## Material to process

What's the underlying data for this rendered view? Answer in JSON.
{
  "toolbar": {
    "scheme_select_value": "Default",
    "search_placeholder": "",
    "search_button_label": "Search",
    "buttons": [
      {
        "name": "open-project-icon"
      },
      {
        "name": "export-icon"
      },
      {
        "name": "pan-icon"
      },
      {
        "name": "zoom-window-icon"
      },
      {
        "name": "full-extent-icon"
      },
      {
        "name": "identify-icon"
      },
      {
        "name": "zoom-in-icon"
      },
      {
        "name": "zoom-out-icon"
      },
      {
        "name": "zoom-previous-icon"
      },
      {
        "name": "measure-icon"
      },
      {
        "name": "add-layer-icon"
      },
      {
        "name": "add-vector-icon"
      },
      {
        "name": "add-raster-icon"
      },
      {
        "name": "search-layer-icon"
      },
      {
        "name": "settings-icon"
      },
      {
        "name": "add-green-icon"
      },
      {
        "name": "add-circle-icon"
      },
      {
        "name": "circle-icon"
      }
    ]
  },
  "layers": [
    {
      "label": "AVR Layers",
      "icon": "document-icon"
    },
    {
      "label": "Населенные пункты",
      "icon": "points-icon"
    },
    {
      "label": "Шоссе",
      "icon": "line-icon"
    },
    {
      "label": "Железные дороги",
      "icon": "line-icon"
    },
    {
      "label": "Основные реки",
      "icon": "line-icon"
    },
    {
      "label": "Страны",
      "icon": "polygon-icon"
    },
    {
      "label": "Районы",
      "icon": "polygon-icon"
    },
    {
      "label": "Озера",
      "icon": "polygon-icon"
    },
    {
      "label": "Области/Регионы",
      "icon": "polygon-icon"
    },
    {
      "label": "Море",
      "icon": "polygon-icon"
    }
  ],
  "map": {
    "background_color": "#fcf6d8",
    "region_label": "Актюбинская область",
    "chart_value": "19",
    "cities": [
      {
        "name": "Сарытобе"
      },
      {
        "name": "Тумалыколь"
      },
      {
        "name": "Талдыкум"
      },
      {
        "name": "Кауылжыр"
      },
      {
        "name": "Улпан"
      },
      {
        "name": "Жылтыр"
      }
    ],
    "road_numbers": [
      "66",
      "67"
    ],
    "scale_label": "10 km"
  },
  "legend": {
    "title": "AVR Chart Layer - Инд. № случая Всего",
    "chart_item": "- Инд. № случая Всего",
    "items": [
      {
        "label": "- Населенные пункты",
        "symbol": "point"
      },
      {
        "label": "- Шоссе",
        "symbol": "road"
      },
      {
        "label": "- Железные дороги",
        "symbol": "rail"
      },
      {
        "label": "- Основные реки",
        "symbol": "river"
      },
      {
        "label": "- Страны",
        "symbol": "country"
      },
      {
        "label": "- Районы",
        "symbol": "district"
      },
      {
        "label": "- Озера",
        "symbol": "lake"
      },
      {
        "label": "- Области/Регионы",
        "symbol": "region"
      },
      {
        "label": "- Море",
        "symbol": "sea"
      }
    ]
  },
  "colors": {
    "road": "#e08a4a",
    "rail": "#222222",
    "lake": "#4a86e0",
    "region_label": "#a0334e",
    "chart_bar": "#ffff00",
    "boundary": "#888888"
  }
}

## Job
Copy each record from above exactly, and include every line.

## Result of the exercise
What's the underlying data for this rendered view? Answer in JSON.
{
  "toolbar": {
    "scheme_select_value": "Default",
    "search_placeholder": "",
    "search_button_label": "Search",
    "buttons": [
      {
        "name": "open-project-icon"
      },
      {
        "name": "export-icon"
      },
      {
        "name": "pan-icon"
      },
      {
        "name": "zoom-window-icon"
      },
      {
        "name": "full-extent-icon"
      },
      {
        "name": "identify-icon"
      },
      {
        "name": "zoom-in-icon"
      },
      {
        "name": "zoom-out-icon"
      },
      {
        "name": "zoom-previous-icon"
      },
      {
        "name": "measure-icon"
      },
      {
        "name": "add-layer-icon"
      },
      {
        "name": "add-vector-icon"
      },
      {
        "name": "add-raster-icon"
      },
      {
        "name": "search-layer-icon"
      },
      {
        "name": "settings-icon"
      },
      {
        "name": "add-green-icon"
      },
      {
        "name": "add-circle-icon"
      },
      {
        "name": "circle-icon"
      }
    ]
  },
  "layers": [
    {
      "label": "AVR Layers",
      "icon": "document-icon"
    },
    {
      "label": "Населенные пункты",
      "icon": "points-icon"
    },
    {
      "label": "Шоссе",
      "icon": "line-icon"
    },
    {
      "label": "Железные дороги",
      "icon": "line-icon"
    },
    {
      "label": "Основные реки",
      "icon": "line-icon"
    },
    {
      "label": "Страны",
      "icon": "polygon-icon"
    },
    {
      "label": "Районы",
      "icon": "polygon-icon"
    },
    {
      "label": "Озера",
      "icon": "polygon-icon"
    },
    {
      "label": "Области/Регионы",
      "icon": "polygon-icon"
    },
    {
      "label": "Море",
      "icon": "polygon-icon"
    }
  ],
  "map": {
    "background_color": "#fcf6d8",
    "region_label": "Актюбинская область",
    "chart_value": "19",
    "cities": [
      {
        "name": "Сарытобе"
      },
      {
        "name": "Тумалыколь"
      },
      {
        "name": "Талдыкум"
      },
      {
        "name": "Кауылжыр"
      },
      {
        "name": "Улпан"
      },
      {
        "name": "Жылтыр"
      }
    ],
    "road_numbers": [
      "66",
      "67"
    ],
    "scale_label": "10 km"
  },
  "legend": {
    "title": "AVR Chart Layer - Инд. № случая Всего",
    "chart_item": "- Инд. № случая Всего",
    "items": [
      {
        "label": "- Населенные пункты",
        "symbol": "point"
      },
      {
        "label": "- Шоссе",
        "symbol": "road"
      },
      {
        "label": "- Железные дороги",
        "symbol": "rail"
      },
      {
        "label": "- Основные реки",
        "symbol": "river"
      },
      {
        "label": "- Страны",
        "symbol": "country"
      },
      {
        "label": "- Районы",
        "symbol": "district"
      },
      {
        "label": "- Озера",
        "symbol": "lake"
      },
      {
        "label": "- Области/Регионы",
        "symbol": "region"
      },
      {
        "label": "- Море",
        "symbol": "sea"
      }
    ]
  },
  "colors": {
    "road": "#e08a4a",
    "rail": "#222222",
    "lake": "#4a86e0",
    "region_label": "#a0334e",
    "chart_bar": "#ffff00",
    "boundary": "#888888"
  }
}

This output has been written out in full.